§ **Exercise aim**
Return the number of lines in which the word "Operation" appears; add nothing else.

§ **Data provided**
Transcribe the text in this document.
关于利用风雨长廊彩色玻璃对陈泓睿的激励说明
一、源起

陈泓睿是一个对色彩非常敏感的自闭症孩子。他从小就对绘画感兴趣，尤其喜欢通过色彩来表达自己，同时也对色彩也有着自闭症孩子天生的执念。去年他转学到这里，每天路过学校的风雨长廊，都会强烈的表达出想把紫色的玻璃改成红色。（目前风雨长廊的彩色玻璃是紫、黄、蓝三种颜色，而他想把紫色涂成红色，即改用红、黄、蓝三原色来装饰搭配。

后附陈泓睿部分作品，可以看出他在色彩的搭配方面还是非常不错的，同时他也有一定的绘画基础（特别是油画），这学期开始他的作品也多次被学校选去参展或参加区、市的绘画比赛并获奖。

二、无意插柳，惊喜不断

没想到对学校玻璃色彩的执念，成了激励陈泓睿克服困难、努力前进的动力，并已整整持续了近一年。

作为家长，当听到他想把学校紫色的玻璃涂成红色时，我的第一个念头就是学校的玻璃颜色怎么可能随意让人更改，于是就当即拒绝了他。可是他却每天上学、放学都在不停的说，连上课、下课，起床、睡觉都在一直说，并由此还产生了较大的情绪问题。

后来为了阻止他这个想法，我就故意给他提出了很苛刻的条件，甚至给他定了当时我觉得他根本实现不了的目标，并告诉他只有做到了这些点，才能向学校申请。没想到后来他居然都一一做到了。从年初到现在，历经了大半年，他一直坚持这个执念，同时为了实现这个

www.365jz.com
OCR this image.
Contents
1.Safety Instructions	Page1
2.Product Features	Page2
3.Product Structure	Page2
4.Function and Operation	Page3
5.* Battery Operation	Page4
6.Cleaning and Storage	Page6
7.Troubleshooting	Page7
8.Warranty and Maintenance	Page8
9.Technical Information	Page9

§ **Expected output**
2